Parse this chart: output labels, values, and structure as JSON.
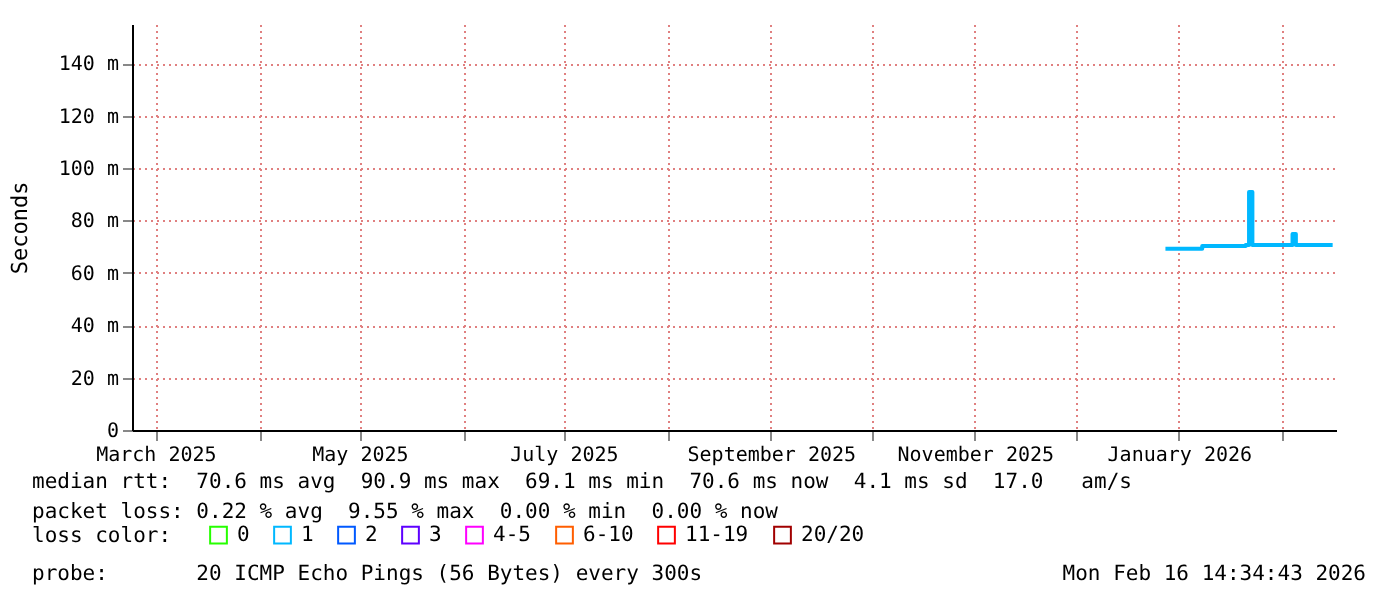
{
  "chart_data": {
    "type": "line",
    "ylabel": "Seconds",
    "x": [
      "2025-12-28",
      "2026-01-06",
      "2026-01-08",
      "2026-01-21",
      "2026-01-22",
      "2026-01-23",
      "2026-02-03",
      "2026-02-04",
      "2026-02-05",
      "2026-02-16"
    ],
    "series": [
      {
        "name": "0",
        "color": "#26ff00",
        "values": [
          null,
          null,
          null,
          null,
          null,
          null,
          null,
          null,
          null,
          null
        ]
      },
      {
        "name": "1",
        "color": "#00b8ff",
        "values": [
          69.2,
          69.2,
          70.2,
          70.6,
          90.9,
          70.6,
          70.6,
          74.8,
          70.6,
          70.6
        ]
      },
      {
        "name": "2",
        "color": "#0059ff",
        "values": [
          null,
          null,
          null,
          null,
          null,
          null,
          null,
          null,
          null,
          null
        ]
      },
      {
        "name": "3",
        "color": "#5e00ff",
        "values": [
          null,
          null,
          null,
          null,
          null,
          null,
          null,
          null,
          null,
          null
        ]
      },
      {
        "name": "4-5",
        "color": "#ff00ff",
        "values": [
          null,
          null,
          null,
          null,
          null,
          null,
          null,
          null,
          null,
          null
        ]
      },
      {
        "name": "6-10",
        "color": "#ff5e00",
        "values": [
          null,
          null,
          null,
          null,
          null,
          null,
          null,
          null,
          null,
          null
        ]
      },
      {
        "name": "11-19",
        "color": "#ff0000",
        "values": [
          null,
          null,
          null,
          null,
          null,
          null,
          null,
          null,
          null,
          null
        ]
      },
      {
        "name": "20/20",
        "color": "#a10000",
        "values": [
          null,
          null,
          null,
          null,
          null,
          null,
          null,
          null,
          null,
          null
        ]
      }
    ],
    "legend_title": "loss color:",
    "legend": "bottom",
    "xlim": [
      "2025-02-22",
      "2026-02-17"
    ],
    "xticks": [
      {
        "value": "2025-03-01",
        "label": "March 2025"
      },
      {
        "value": "2025-04-01",
        "label": null
      },
      {
        "value": "2025-05-01",
        "label": "May 2025"
      },
      {
        "value": "2025-06-01",
        "label": null
      },
      {
        "value": "2025-07-01",
        "label": "July 2025"
      },
      {
        "value": "2025-08-01",
        "label": null
      },
      {
        "value": "2025-09-01",
        "label": "September 2025"
      },
      {
        "value": "2025-10-01",
        "label": null
      },
      {
        "value": "2025-11-01",
        "label": "November 2025"
      },
      {
        "value": "2025-12-01",
        "label": null
      },
      {
        "value": "2026-01-01",
        "label": "January 2026"
      },
      {
        "value": "2026-02-01",
        "label": null
      }
    ],
    "ylim": [
      0,
      155
    ],
    "yticks": [
      0,
      {
        "value": 20,
        "label": "20 m"
      },
      {
        "value": 40,
        "label": "40 m"
      },
      {
        "value": 60,
        "label": "60 m"
      },
      {
        "value": 80,
        "label": "80 m"
      },
      {
        "value": 100,
        "label": "100 m"
      },
      {
        "value": 120,
        "label": "120 m"
      },
      {
        "value": 140,
        "label": "140 m"
      }
    ],
    "grid": true,
    "annotations": [
      "median rtt:  70.6 ms avg  90.9 ms max  69.1 ms min  70.6 ms now  4.1 ms sd  17.0   am/s",
      "packet loss: 0.22 % avg  9.55 % max  0.00 % min  0.00 % now",
      "probe:       20 ICMP Echo Pings (56 Bytes) every 300s",
      "Mon Feb 16 14:34:43 2026"
    ]
  }
}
◆ ◆ ◆
*EXERCISE TASK*:
In the entries above, identify every line with the word "color". Copy those lines.

*TASK ANSWER*:
        "color": "#26ff00",
        "color": "#00b8ff",
        "color": "#0059ff",
        "color": "#5e00ff",
        "color": "#ff00ff",
        "color": "#ff5e00",
        "color": "#ff0000",
        "color": "#a10000",
    "legend_title": "loss color:",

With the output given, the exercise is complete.